Data items =
╭──

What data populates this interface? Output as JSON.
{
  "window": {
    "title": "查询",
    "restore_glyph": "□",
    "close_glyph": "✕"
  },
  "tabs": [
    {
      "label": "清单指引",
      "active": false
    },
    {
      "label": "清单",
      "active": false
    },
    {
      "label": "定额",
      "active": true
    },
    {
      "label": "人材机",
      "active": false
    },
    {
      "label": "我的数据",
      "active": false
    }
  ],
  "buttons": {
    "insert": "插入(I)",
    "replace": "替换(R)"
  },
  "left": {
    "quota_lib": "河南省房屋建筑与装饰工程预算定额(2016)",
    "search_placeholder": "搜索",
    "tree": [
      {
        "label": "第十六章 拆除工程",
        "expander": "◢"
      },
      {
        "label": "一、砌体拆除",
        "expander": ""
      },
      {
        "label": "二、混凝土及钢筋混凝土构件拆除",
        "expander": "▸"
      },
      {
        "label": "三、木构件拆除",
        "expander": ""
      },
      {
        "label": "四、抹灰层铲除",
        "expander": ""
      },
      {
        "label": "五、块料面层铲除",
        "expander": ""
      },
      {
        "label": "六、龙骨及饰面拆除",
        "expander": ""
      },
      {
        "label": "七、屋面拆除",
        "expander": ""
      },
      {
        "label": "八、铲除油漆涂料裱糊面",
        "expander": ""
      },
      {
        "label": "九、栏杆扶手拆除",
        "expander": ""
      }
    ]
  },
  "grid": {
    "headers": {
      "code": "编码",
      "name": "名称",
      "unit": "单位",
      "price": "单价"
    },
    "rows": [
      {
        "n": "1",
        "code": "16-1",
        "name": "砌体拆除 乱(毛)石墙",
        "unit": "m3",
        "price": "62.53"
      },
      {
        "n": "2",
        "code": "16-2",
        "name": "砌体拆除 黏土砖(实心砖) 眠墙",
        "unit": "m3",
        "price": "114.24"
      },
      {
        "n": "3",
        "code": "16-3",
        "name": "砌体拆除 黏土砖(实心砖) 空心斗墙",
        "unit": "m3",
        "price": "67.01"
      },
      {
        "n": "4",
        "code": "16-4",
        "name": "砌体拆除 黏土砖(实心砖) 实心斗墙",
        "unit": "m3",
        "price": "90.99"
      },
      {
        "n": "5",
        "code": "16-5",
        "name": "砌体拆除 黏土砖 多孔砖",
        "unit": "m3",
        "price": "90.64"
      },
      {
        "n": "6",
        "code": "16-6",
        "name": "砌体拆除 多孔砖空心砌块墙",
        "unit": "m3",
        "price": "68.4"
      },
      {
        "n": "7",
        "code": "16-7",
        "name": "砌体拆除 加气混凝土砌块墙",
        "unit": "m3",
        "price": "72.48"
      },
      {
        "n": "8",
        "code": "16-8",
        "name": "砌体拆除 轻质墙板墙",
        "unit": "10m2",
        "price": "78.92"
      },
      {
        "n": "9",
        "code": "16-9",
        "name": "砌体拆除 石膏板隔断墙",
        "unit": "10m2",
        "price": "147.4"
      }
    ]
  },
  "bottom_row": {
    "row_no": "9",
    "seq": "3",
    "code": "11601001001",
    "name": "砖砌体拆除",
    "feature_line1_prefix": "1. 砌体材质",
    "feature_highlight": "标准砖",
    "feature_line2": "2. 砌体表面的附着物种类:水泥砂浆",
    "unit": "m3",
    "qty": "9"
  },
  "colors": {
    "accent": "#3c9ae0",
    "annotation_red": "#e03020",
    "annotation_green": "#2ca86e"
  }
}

╰──

TASK DESCRIPTION = Give back each line above precisely as it stands.

TASK RESULT =
What data populates this interface? Output as JSON.
{
  "window": {
    "title": "查询",
    "restore_glyph": "□",
    "close_glyph": "✕"
  },
  "tabs": [
    {
      "label": "清单指引",
      "active": false
    },
    {
      "label": "清单",
      "active": false
    },
    {
      "label": "定额",
      "active": true
    },
    {
      "label": "人材机",
      "active": false
    },
    {
      "label": "我的数据",
      "active": false
    }
  ],
  "buttons": {
    "insert": "插入(I)",
    "replace": "替换(R)"
  },
  "left": {
    "quota_lib": "河南省房屋建筑与装饰工程预算定额(2016)",
    "search_placeholder": "搜索",
    "tree": [
      {
        "label": "第十六章 拆除工程",
        "expander": "◢"
      },
      {
        "label": "一、砌体拆除",
        "expander": ""
      },
      {
        "label": "二、混凝土及钢筋混凝土构件拆除",
        "expander": "▸"
      },
      {
        "label": "三、木构件拆除",
        "expander": ""
      },
      {
        "label": "四、抹灰层铲除",
        "expander": ""
      },
      {
        "label": "五、块料面层铲除",
        "expander": ""
      },
      {
        "label": "六、龙骨及饰面拆除",
        "expander": ""
      },
      {
        "label": "七、屋面拆除",
        "expander": ""
      },
      {
        "label": "八、铲除油漆涂料裱糊面",
        "expander": ""
      },
      {
        "label": "九、栏杆扶手拆除",
        "expander": ""
      }
    ]
  },
  "grid": {
    "headers": {
      "code": "编码",
      "name": "名称",
      "unit": "单位",
      "price": "单价"
    },
    "rows": [
      {
        "n": "1",
        "code": "16-1",
        "name": "砌体拆除 乱(毛)石墙",
        "unit": "m3",
        "price": "62.53"
      },
      {
        "n": "2",
        "code": "16-2",
        "name": "砌体拆除 黏土砖(实心砖) 眠墙",
        "unit": "m3",
        "price": "114.24"
      },
      {
        "n": "3",
        "code": "16-3",
        "name": "砌体拆除 黏土砖(实心砖) 空心斗墙",
        "unit": "m3",
        "price": "67.01"
      },
      {
        "n": "4",
        "code": "16-4",
        "name": "砌体拆除 黏土砖(实心砖) 实心斗墙",
        "unit": "m3",
        "price": "90.99"
      },
      {
        "n": "5",
        "code": "16-5",
        "name": "砌体拆除 黏土砖 多孔砖",
        "unit": "m3",
        "price": "90.64"
      },
      {
        "n": "6",
        "code": "16-6",
        "name": "砌体拆除 多孔砖空心砌块墙",
        "unit": "m3",
        "price": "68.4"
      },
      {
        "n": "7",
        "code": "16-7",
        "name": "砌体拆除 加气混凝土砌块墙",
        "unit": "m3",
        "price": "72.48"
      },
      {
        "n": "8",
        "code": "16-8",
        "name": "砌体拆除 轻质墙板墙",
        "unit": "10m2",
        "price": "78.92"
      },
      {
        "n": "9",
        "code": "16-9",
        "name": "砌体拆除 石膏板隔断墙",
        "unit": "10m2",
        "price": "147.4"
      }
    ]
  },
  "bottom_row": {
    "row_no": "9",
    "seq": "3",
    "code": "11601001001",
    "name": "砖砌体拆除",
    "feature_line1_prefix": "1. 砌体材质",
    "feature_highlight": "标准砖",
    "feature_line2": "2. 砌体表面的附着物种类:水泥砂浆",
    "unit": "m3",
    "qty": "9"
  },
  "colors": {
    "accent": "#3c9ae0",
    "annotation_red": "#e03020",
    "annotation_green": "#2ca86e"
  }
}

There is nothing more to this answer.